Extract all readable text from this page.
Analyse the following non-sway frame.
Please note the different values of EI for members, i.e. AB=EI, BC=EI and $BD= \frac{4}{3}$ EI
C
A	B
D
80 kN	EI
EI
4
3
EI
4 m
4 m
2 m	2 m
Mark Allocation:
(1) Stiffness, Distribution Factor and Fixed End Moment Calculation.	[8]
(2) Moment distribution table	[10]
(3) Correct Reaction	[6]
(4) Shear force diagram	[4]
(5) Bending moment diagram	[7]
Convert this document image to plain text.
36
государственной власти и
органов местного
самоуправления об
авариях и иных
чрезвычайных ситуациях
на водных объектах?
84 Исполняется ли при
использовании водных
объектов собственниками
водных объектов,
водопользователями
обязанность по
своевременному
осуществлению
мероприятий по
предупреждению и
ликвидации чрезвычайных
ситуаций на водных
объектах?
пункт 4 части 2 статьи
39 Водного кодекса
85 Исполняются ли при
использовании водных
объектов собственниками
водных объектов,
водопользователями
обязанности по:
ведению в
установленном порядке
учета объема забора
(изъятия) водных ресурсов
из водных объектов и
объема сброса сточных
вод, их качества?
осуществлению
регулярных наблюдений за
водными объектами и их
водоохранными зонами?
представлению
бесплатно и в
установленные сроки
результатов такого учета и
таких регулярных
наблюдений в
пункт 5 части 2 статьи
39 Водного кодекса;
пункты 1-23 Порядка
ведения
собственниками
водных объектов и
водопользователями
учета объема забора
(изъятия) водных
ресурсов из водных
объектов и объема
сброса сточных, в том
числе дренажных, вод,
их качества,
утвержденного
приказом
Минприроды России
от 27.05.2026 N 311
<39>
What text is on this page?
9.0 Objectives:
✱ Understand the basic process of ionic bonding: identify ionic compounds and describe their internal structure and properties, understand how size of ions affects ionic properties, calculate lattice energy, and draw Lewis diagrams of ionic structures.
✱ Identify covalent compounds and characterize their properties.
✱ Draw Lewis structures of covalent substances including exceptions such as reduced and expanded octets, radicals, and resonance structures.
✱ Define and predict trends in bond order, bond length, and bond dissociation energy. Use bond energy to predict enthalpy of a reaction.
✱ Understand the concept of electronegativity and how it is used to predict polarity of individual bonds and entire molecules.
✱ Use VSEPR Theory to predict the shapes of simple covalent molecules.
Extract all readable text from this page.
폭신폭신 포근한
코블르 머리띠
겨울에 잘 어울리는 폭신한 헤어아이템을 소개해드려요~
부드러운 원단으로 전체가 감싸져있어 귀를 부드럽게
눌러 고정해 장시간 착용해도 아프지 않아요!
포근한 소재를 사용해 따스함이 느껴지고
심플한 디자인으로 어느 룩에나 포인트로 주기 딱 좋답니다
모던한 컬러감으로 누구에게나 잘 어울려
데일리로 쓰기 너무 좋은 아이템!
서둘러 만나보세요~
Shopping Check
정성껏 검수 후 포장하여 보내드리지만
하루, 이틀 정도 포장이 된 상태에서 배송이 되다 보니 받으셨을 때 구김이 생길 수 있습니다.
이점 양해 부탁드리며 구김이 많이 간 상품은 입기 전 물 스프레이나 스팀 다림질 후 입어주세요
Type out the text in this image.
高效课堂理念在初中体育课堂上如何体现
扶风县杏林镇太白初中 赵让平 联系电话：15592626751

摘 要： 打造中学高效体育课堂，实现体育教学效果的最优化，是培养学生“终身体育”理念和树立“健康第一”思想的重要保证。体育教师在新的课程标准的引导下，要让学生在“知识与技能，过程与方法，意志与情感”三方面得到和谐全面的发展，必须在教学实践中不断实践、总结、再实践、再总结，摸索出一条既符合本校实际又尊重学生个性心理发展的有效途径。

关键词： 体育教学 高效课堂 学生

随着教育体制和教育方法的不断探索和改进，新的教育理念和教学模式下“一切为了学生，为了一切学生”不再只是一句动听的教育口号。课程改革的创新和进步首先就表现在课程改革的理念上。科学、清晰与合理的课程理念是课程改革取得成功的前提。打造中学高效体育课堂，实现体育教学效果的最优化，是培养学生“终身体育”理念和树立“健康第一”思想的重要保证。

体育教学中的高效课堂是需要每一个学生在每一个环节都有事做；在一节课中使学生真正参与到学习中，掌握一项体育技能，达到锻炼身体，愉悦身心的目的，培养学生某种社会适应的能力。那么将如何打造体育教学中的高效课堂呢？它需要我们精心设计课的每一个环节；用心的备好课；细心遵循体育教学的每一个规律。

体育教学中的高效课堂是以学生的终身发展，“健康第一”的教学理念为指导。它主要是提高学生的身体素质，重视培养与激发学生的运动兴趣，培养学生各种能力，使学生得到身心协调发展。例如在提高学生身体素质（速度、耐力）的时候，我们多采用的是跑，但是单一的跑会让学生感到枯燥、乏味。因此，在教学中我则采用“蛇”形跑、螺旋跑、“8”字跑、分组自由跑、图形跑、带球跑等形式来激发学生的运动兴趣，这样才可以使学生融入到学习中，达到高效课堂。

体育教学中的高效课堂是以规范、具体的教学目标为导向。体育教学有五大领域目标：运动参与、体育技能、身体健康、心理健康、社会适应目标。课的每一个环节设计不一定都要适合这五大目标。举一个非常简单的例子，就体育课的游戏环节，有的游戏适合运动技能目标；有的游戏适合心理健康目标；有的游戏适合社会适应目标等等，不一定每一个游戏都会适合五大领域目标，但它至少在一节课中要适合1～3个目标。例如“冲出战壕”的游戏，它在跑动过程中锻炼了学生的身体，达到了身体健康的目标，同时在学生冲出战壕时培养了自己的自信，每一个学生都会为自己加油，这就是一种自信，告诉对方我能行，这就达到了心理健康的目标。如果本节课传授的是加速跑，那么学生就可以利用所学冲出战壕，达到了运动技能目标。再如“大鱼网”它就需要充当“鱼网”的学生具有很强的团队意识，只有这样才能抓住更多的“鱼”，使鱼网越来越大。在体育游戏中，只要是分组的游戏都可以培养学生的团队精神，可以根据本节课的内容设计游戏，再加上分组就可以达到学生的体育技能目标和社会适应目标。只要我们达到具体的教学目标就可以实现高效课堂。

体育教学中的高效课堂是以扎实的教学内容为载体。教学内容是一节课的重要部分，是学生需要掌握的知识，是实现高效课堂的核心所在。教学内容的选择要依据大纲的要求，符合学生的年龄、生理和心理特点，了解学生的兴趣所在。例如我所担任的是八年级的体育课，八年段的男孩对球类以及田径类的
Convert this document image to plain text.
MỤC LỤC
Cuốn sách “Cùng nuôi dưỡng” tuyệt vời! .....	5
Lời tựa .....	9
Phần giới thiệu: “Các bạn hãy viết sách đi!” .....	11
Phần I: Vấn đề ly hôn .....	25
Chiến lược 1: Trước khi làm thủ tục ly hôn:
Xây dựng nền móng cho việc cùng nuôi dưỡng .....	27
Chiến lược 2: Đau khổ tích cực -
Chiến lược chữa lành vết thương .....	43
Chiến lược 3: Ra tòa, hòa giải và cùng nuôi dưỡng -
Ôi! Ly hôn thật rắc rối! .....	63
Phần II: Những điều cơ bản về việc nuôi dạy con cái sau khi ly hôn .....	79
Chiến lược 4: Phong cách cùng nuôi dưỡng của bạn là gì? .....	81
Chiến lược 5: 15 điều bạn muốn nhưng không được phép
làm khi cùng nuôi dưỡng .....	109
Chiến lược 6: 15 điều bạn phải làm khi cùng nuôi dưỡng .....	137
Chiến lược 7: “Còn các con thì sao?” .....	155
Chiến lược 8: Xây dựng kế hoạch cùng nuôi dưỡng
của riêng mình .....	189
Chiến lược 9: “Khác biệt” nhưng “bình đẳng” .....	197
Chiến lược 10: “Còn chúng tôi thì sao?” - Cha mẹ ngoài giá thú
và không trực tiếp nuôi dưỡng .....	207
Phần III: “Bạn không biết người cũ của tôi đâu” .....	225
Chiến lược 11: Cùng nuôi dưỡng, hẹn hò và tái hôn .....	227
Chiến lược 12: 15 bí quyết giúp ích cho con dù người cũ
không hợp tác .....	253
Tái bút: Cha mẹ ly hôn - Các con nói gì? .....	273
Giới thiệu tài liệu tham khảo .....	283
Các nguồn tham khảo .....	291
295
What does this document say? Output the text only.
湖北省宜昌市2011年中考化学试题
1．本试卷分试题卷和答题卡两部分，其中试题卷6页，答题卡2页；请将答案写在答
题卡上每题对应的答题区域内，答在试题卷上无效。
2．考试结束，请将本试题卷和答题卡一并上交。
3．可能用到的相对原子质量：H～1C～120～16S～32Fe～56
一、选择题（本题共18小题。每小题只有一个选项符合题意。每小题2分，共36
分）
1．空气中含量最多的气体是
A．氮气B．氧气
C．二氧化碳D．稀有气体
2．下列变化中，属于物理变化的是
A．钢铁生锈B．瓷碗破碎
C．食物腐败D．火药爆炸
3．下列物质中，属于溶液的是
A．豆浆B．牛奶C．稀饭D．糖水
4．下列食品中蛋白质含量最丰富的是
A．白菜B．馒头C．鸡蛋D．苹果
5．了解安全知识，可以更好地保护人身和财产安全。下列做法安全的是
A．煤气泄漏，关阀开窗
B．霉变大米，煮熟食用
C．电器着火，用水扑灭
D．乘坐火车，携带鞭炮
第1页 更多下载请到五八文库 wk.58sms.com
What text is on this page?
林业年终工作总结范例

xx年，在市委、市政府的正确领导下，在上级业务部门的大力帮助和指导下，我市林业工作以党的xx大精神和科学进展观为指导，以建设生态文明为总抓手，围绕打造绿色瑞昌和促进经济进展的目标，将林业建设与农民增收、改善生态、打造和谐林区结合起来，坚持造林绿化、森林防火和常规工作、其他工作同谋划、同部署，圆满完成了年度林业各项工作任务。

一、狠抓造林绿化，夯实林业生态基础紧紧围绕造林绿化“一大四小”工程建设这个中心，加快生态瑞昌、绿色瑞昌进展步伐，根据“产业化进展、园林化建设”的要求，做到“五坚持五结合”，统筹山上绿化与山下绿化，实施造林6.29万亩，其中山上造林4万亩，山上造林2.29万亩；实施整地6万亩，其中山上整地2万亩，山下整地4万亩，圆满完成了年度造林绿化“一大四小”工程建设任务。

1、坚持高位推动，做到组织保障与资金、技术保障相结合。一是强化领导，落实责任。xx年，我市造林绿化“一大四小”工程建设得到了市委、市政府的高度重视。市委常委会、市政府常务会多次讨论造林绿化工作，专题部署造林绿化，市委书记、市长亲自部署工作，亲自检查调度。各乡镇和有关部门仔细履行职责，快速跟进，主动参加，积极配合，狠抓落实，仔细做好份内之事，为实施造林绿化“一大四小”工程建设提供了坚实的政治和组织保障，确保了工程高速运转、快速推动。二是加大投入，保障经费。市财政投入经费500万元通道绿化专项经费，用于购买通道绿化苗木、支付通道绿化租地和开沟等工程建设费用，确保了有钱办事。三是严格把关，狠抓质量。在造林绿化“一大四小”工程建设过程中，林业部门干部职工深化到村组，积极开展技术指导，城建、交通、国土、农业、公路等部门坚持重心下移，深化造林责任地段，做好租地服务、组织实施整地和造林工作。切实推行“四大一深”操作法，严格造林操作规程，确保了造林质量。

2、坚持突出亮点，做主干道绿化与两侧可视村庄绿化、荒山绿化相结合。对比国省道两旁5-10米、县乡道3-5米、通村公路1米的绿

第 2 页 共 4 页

• To be done:
Which lines above contain the word "their"? Copy each of them.

• Result for this task:
✱ Understand the basic process of ionic bonding: identify ionic compounds and describe their internal structure and properties, understand how size of ions affects ionic properties, calculate lattice energy, and draw Lewis diagrams of ionic structures.
✱ Identify covalent compounds and characterize their properties.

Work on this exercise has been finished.